### Task
Below are entries. Pull out all lines containing "следующей".

### Data entries
+===+

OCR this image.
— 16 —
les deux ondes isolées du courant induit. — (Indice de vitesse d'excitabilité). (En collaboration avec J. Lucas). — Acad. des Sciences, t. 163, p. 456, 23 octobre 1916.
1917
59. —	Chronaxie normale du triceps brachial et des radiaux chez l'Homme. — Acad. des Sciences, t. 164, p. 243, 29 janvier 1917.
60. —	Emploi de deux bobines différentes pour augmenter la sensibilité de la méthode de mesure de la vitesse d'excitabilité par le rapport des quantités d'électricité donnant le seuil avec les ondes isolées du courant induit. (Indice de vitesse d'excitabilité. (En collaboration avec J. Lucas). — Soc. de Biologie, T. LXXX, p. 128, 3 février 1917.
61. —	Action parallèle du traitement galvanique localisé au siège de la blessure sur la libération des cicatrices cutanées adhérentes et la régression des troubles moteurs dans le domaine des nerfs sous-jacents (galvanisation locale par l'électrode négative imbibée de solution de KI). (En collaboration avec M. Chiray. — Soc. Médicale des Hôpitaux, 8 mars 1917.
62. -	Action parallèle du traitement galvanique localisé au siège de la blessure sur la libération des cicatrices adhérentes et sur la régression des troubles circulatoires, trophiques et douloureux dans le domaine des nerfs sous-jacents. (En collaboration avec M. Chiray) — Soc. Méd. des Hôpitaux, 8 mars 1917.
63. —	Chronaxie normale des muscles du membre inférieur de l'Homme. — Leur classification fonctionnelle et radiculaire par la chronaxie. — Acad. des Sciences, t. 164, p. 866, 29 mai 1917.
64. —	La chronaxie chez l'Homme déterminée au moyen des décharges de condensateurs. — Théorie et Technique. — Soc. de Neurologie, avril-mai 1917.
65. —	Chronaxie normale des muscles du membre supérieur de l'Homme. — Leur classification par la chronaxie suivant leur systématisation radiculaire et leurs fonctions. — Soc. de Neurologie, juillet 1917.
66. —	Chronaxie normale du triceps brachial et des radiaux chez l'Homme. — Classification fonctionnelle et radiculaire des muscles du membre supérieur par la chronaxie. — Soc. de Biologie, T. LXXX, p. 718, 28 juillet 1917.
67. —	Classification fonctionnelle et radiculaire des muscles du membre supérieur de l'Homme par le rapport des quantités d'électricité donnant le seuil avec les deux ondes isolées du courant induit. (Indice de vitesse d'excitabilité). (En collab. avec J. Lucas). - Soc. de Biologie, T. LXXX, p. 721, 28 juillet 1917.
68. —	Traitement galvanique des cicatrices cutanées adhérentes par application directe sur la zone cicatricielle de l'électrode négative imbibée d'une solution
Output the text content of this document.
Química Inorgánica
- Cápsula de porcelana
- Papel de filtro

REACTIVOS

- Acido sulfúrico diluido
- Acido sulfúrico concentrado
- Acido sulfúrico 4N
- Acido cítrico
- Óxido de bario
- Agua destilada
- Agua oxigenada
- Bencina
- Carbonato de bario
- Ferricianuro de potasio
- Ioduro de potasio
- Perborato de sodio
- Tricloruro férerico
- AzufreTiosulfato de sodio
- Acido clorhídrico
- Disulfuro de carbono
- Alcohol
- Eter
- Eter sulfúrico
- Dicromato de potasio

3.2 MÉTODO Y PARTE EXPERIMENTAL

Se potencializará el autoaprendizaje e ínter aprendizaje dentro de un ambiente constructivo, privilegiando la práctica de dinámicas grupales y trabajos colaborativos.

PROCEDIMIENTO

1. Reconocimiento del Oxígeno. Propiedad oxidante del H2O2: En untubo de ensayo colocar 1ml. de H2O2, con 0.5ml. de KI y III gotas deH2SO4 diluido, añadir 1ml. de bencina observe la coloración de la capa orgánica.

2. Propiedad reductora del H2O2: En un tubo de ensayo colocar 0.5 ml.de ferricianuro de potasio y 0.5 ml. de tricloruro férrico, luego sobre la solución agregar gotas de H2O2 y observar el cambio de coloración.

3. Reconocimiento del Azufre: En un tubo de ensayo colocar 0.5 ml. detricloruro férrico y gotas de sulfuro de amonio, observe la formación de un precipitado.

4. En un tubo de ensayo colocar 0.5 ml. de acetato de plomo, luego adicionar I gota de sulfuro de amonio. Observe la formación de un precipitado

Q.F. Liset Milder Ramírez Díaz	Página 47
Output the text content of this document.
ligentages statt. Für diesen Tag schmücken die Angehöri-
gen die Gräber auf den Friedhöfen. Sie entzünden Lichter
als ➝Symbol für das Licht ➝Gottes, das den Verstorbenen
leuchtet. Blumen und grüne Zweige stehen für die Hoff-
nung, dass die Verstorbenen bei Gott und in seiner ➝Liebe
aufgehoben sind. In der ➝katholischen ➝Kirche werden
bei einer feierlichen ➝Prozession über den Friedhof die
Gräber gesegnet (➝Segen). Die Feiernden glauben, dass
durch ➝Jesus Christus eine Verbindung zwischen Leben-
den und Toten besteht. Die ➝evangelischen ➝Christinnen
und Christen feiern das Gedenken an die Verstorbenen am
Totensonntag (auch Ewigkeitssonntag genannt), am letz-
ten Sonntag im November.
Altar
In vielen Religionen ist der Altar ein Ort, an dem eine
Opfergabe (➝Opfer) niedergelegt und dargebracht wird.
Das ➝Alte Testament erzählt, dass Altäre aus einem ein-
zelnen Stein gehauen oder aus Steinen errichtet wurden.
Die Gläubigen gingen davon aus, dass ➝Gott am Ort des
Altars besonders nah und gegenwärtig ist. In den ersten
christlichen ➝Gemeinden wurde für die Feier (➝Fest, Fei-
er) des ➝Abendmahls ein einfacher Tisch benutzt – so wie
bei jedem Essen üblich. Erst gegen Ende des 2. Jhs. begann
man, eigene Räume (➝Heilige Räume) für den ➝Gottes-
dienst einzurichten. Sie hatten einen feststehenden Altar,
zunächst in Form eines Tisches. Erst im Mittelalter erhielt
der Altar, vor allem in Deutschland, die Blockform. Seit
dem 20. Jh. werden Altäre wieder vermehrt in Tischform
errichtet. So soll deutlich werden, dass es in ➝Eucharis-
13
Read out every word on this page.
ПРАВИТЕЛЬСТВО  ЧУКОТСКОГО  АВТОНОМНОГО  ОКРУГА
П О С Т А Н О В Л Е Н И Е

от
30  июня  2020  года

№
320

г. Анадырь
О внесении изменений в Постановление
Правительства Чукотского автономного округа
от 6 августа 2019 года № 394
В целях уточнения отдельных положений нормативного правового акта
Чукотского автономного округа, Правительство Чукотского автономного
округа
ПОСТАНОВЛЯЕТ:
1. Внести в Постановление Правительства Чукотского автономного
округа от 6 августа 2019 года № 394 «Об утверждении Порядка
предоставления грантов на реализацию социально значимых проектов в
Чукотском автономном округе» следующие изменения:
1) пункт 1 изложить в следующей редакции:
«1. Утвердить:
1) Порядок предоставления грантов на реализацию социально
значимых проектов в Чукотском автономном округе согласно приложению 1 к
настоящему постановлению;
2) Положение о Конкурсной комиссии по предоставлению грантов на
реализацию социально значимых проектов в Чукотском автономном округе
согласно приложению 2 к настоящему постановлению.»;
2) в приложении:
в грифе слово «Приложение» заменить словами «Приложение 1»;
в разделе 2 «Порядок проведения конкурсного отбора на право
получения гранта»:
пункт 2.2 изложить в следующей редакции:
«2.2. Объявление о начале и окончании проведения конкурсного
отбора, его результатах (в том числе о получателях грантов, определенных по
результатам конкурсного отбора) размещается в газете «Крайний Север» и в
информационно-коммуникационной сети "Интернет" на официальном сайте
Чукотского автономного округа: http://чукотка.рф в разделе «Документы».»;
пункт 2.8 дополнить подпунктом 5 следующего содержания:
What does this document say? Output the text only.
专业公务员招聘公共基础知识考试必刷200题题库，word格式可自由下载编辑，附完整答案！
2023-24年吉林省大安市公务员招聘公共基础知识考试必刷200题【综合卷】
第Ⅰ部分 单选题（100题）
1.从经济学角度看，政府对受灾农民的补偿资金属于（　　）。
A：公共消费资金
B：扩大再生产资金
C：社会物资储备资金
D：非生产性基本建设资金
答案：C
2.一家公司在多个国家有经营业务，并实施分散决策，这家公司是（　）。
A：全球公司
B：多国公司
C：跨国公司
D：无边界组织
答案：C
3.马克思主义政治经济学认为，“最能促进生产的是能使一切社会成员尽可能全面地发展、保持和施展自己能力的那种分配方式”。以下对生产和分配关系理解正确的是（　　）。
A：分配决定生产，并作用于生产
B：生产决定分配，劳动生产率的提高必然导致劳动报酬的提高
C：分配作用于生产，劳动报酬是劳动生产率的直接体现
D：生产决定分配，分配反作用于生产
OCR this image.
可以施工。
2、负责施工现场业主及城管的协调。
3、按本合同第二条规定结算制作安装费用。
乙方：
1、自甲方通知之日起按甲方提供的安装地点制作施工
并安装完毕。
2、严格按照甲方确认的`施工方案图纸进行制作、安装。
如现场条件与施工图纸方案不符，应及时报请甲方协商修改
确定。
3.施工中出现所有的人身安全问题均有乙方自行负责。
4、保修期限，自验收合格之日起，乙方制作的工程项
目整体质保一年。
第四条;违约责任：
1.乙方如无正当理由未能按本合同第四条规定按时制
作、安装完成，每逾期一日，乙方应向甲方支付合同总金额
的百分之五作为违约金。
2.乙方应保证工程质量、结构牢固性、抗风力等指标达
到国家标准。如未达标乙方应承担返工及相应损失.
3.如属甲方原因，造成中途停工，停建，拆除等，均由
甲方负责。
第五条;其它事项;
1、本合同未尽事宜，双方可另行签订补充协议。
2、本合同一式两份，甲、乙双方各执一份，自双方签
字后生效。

+===+

### Output of the exercise
1) пункт 1 изложить в следующей редакции:
пункт 2.2 изложить в следующей редакции:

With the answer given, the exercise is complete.